[Records contained in a dataset]
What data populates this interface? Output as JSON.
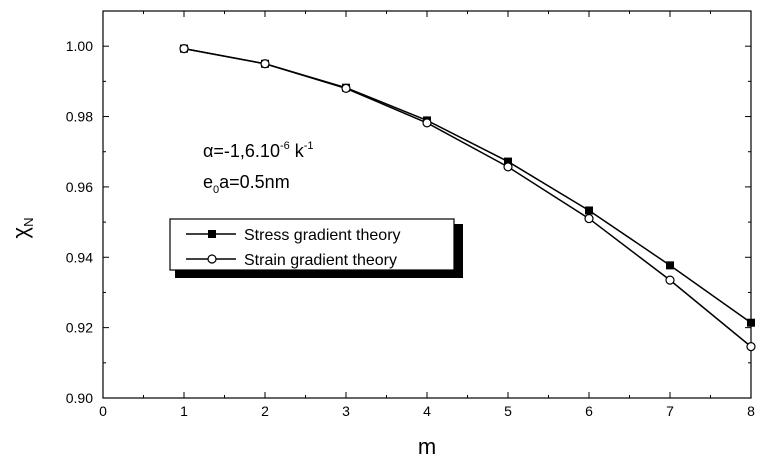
{
  "chart_data": {
    "type": "line",
    "xlabel": "m",
    "ylabel": "χ",
    "ylabel_sub": "N",
    "xlim": [
      0,
      8
    ],
    "ylim": [
      0.9,
      1.01
    ],
    "x_ticks": [
      "0",
      "1",
      "2",
      "3",
      "4",
      "5",
      "6",
      "7",
      "8"
    ],
    "y_ticks": [
      "0.90",
      "0.92",
      "0.94",
      "0.96",
      "0.98",
      "1.00"
    ],
    "x": [
      1,
      2,
      3,
      4,
      5,
      6,
      7,
      8
    ],
    "series": [
      {
        "name": "Stress gradient theory",
        "marker": "filled-square",
        "values": [
          0.9993,
          0.995,
          0.9882,
          0.9789,
          0.9672,
          0.9533,
          0.9377,
          0.9214
        ]
      },
      {
        "name": "Strain gradient theory",
        "marker": "open-circle",
        "values": [
          0.9993,
          0.995,
          0.988,
          0.9782,
          0.9657,
          0.951,
          0.9335,
          0.9146
        ]
      }
    ],
    "annotations": {
      "line1_prefix": "α=-1,6.10",
      "line1_exp1": "-6",
      "line1_mid": " k",
      "line1_exp2": "-1",
      "line2_e": "e",
      "line2_sub": "0",
      "line2_rest": "a=0.5nm"
    },
    "legend_placement": "center-left",
    "grid": false
  }
}
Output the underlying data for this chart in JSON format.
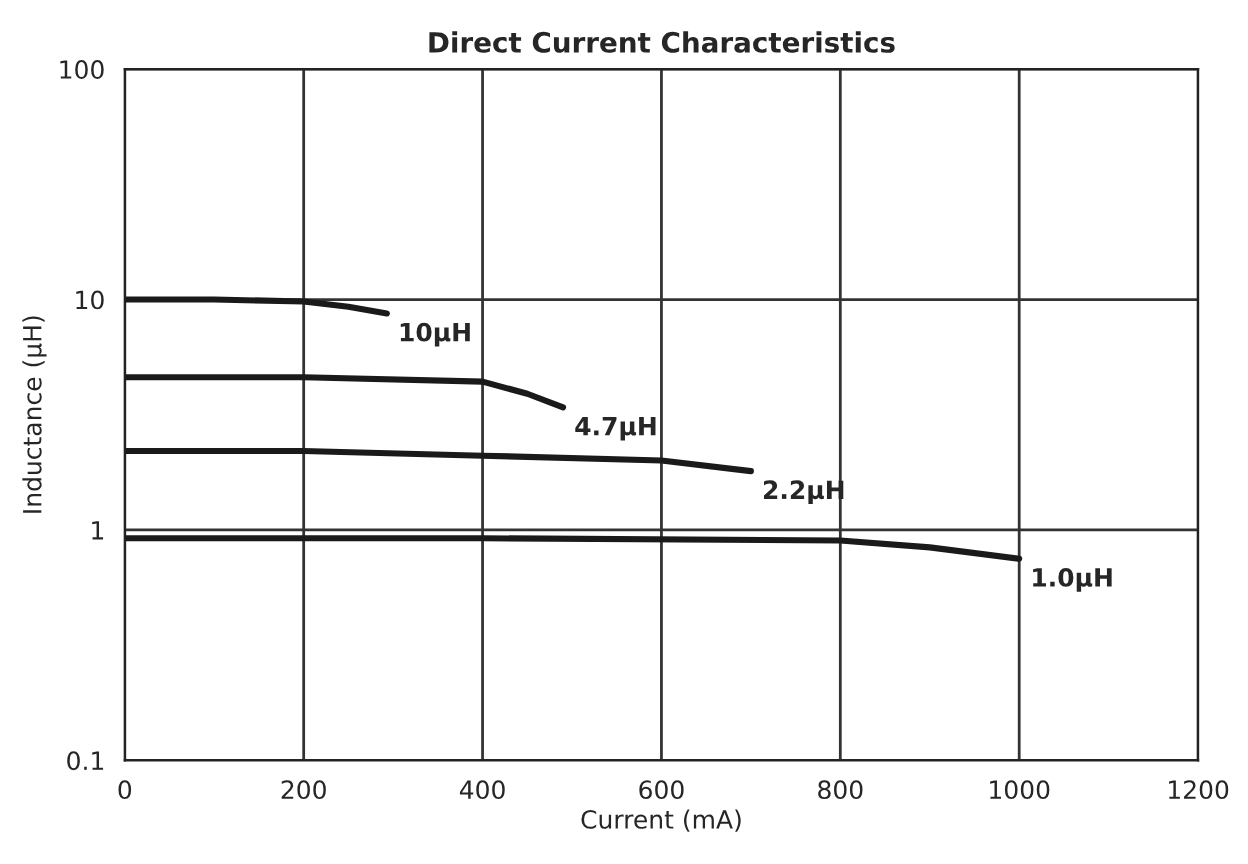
{
  "chart_data": {
    "type": "line",
    "title": "Direct Current Characteristics",
    "xlabel": "Current (mA)",
    "ylabel": "Inductance (μH)",
    "log": "y",
    "xlim": [
      0,
      1200
    ],
    "xticks": [
      0,
      200,
      400,
      600,
      800,
      1000,
      1200
    ],
    "ylim": [
      0.1,
      100
    ],
    "yticks": [
      0.1,
      1,
      10,
      100
    ],
    "grid": true,
    "marker": "none",
    "line_style": "solid",
    "series": [
      {
        "color": "#1a1a1a",
        "x": [
          0,
          100,
          200,
          250,
          293
        ],
        "values": [
          10,
          10,
          9.8,
          9.3,
          8.7
        ]
      },
      {
        "color": "#1a1a1a",
        "x": [
          0,
          200,
          400,
          450,
          490
        ],
        "values": [
          4.6,
          4.6,
          4.4,
          3.9,
          3.4
        ]
      },
      {
        "color": "#1a1a1a",
        "x": [
          0,
          200,
          400,
          600,
          700
        ],
        "values": [
          2.2,
          2.2,
          2.1,
          2.0,
          1.8
        ]
      },
      {
        "color": "#1a1a1a",
        "x": [
          0,
          400,
          800,
          900,
          1000
        ],
        "values": [
          0.92,
          0.92,
          0.9,
          0.84,
          0.75
        ]
      }
    ],
    "annotations": [
      {
        "text": "10μH",
        "x": 293,
        "y": 8.7
      },
      {
        "text": "4.7μH",
        "x": 490,
        "y": 3.4
      },
      {
        "text": "2.2μH",
        "x": 700,
        "y": 1.8
      },
      {
        "text": "1.0μH",
        "x": 1000,
        "y": 0.75
      }
    ]
  }
}
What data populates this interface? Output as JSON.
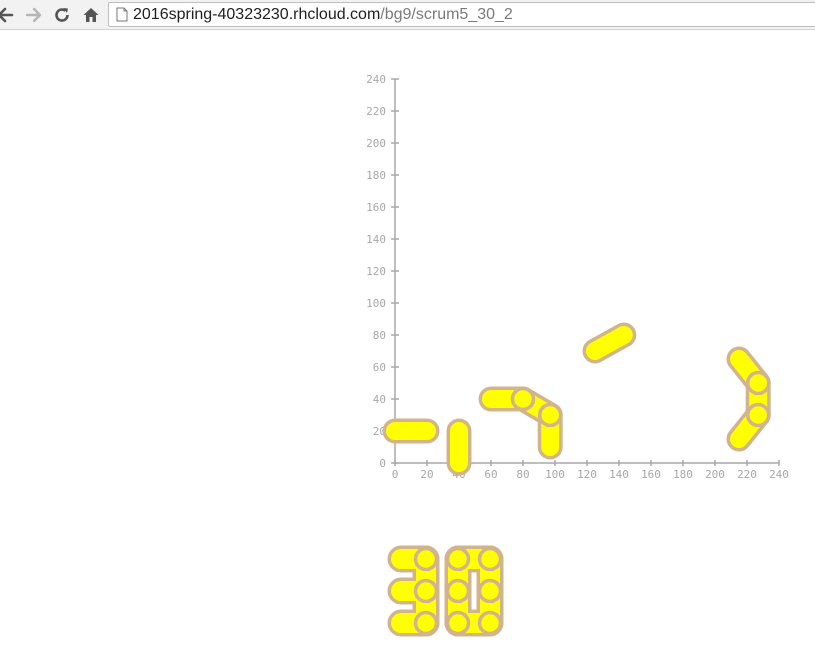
{
  "browser": {
    "url_host": "2016spring-40323230.rhcloud.com",
    "url_path": "/bg9/scrum5_30_2",
    "icons": [
      "back-arrow-icon",
      "forward-arrow-icon",
      "reload-icon",
      "home-icon",
      "page-icon"
    ]
  },
  "colors": {
    "link_fill": "#ffff00",
    "link_outline": "#d2b48c",
    "axis": "#a8a8a8"
  },
  "chart_data": {
    "type": "scatter",
    "title": "",
    "xlabel": "",
    "ylabel": "",
    "xlim": [
      0,
      240
    ],
    "ylim": [
      0,
      240
    ],
    "x_ticks": [
      "0",
      "20",
      "40",
      "60",
      "80",
      "100",
      "120",
      "140",
      "160",
      "180",
      "200",
      "220",
      "240"
    ],
    "y_ticks": [
      "0",
      "20",
      "40",
      "60",
      "80",
      "100",
      "120",
      "140",
      "160",
      "180",
      "200",
      "220",
      "240"
    ],
    "grid": false,
    "links": [
      {
        "from": [
          0,
          20
        ],
        "to": [
          20,
          20
        ]
      },
      {
        "from": [
          40,
          20
        ],
        "to": [
          40,
          0
        ]
      },
      {
        "from": [
          60,
          40
        ],
        "to": [
          80,
          40
        ]
      },
      {
        "from": [
          80,
          40
        ],
        "to": [
          97,
          30
        ]
      },
      {
        "from": [
          97,
          30
        ],
        "to": [
          97,
          10
        ]
      },
      {
        "from": [
          125,
          70
        ],
        "to": [
          143,
          80
        ]
      },
      {
        "from": [
          215,
          65
        ],
        "to": [
          227,
          50
        ]
      },
      {
        "from": [
          227,
          50
        ],
        "to": [
          227,
          30
        ]
      },
      {
        "from": [
          227,
          30
        ],
        "to": [
          215,
          15
        ]
      }
    ],
    "digits": [
      "3",
      "0"
    ]
  }
}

▸ **TASK BRIEF**
Copy the listing in full and without alteration, omitting every picture.

▸ **REPLY**
What data populates this interface? Output as JSON.
{
  "chart_data": {
    "type": "line",
    "xlabel": "m",
    "ylabel": "χ",
    "ylabel_sub": "N",
    "xlim": [
      0,
      8
    ],
    "ylim": [
      0.9,
      1.01
    ],
    "x_ticks": [
      "0",
      "1",
      "2",
      "3",
      "4",
      "5",
      "6",
      "7",
      "8"
    ],
    "y_ticks": [
      "0.90",
      "0.92",
      "0.94",
      "0.96",
      "0.98",
      "1.00"
    ],
    "x": [
      1,
      2,
      3,
      4,
      5,
      6,
      7,
      8
    ],
    "series": [
      {
        "name": "Stress gradient theory",
        "marker": "filled-square",
        "values": [
          0.9993,
          0.995,
          0.9882,
          0.9789,
          0.9672,
          0.9533,
          0.9377,
          0.9214
        ]
      },
      {
        "name": "Strain gradient theory",
        "marker": "open-circle",
        "values": [
          0.9993,
          0.995,
          0.988,
          0.9782,
          0.9657,
          0.951,
          0.9335,
          0.9146
        ]
      }
    ],
    "annotations": {
      "line1_prefix": "α=-1,6.10",
      "line1_exp1": "-6",
      "line1_mid": " k",
      "line1_exp2": "-1",
      "line2_e": "e",
      "line2_sub": "0",
      "line2_rest": "a=0.5nm"
    },
    "legend_placement": "center-left",
    "grid": false
  }
}
Output the underlying data for this chart in JSON format.
{
  "chart_data": {
    "type": "line",
    "title": "Direct Current Characteristics",
    "xlabel": "Current (mA)",
    "ylabel": "Inductance (μH)",
    "log": "y",
    "xlim": [
      0,
      1200
    ],
    "xticks": [
      0,
      200,
      400,
      600,
      800,
      1000,
      1200
    ],
    "ylim": [
      0.1,
      100
    ],
    "yticks": [
      0.1,
      1,
      10,
      100
    ],
    "grid": true,
    "marker": "none",
    "line_style": "solid",
    "series": [
      {
        "color": "#1a1a1a",
        "x": [
          0,
          100,
          200,
          250,
          293
        ],
        "values": [
          10,
          10,
          9.8,
          9.3,
          8.7
        ]
      },
      {
        "color": "#1a1a1a",
        "x": [
          0,
          200,
          400,
          450,
          490
        ],
        "values": [
          4.6,
          4.6,
          4.4,
          3.9,
          3.4
        ]
      },
      {
        "color": "#1a1a1a",
        "x": [
          0,
          200,
          400,
          600,
          700
        ],
        "values": [
          2.2,
          2.2,
          2.1,
          2.0,
          1.8
        ]
      },
      {
        "color": "#1a1a1a",
        "x": [
          0,
          400,
          800,
          900,
          1000
        ],
        "values": [
          0.92,
          0.92,
          0.9,
          0.84,
          0.75
        ]
      }
    ],
    "annotations": [
      {
        "text": "10μH",
        "x": 293,
        "y": 8.7
      },
      {
        "text": "4.7μH",
        "x": 490,
        "y": 3.4
      },
      {
        "text": "2.2μH",
        "x": 700,
        "y": 1.8
      },
      {
        "text": "1.0μH",
        "x": 1000,
        "y": 0.75
      }
    ]
  }
}
What data populates this interface? Output as JSON.
{
  "browser": {
    "url_host": "2016spring-40323230.rhcloud.com",
    "url_path": "/bg9/scrum5_30_2",
    "icons": [
      "back-arrow-icon",
      "forward-arrow-icon",
      "reload-icon",
      "home-icon",
      "page-icon"
    ]
  },
  "colors": {
    "link_fill": "#ffff00",
    "link_outline": "#d2b48c",
    "axis": "#a8a8a8"
  },
  "chart_data": {
    "type": "scatter",
    "title": "",
    "xlabel": "",
    "ylabel": "",
    "xlim": [
      0,
      240
    ],
    "ylim": [
      0,
      240
    ],
    "x_ticks": [
      "0",
      "20",
      "40",
      "60",
      "80",
      "100",
      "120",
      "140",
      "160",
      "180",
      "200",
      "220",
      "240"
    ],
    "y_ticks": [
      "0",
      "20",
      "40",
      "60",
      "80",
      "100",
      "120",
      "140",
      "160",
      "180",
      "200",
      "220",
      "240"
    ],
    "grid": false,
    "links": [
      {
        "from": [
          0,
          20
        ],
        "to": [
          20,
          20
        ]
      },
      {
        "from": [
          40,
          20
        ],
        "to": [
          40,
          0
        ]
      },
      {
        "from": [
          60,
          40
        ],
        "to": [
          80,
          40
        ]
      },
      {
        "from": [
          80,
          40
        ],
        "to": [
          97,
          30
        ]
      },
      {
        "from": [
          97,
          30
        ],
        "to": [
          97,
          10
        ]
      },
      {
        "from": [
          125,
          70
        ],
        "to": [
          143,
          80
        ]
      },
      {
        "from": [
          215,
          65
        ],
        "to": [
          227,
          50
        ]
      },
      {
        "from": [
          227,
          50
        ],
        "to": [
          227,
          30
        ]
      },
      {
        "from": [
          227,
          30
        ],
        "to": [
          215,
          15
        ]
      }
    ],
    "digits": [
      "3",
      "0"
    ]
  }
}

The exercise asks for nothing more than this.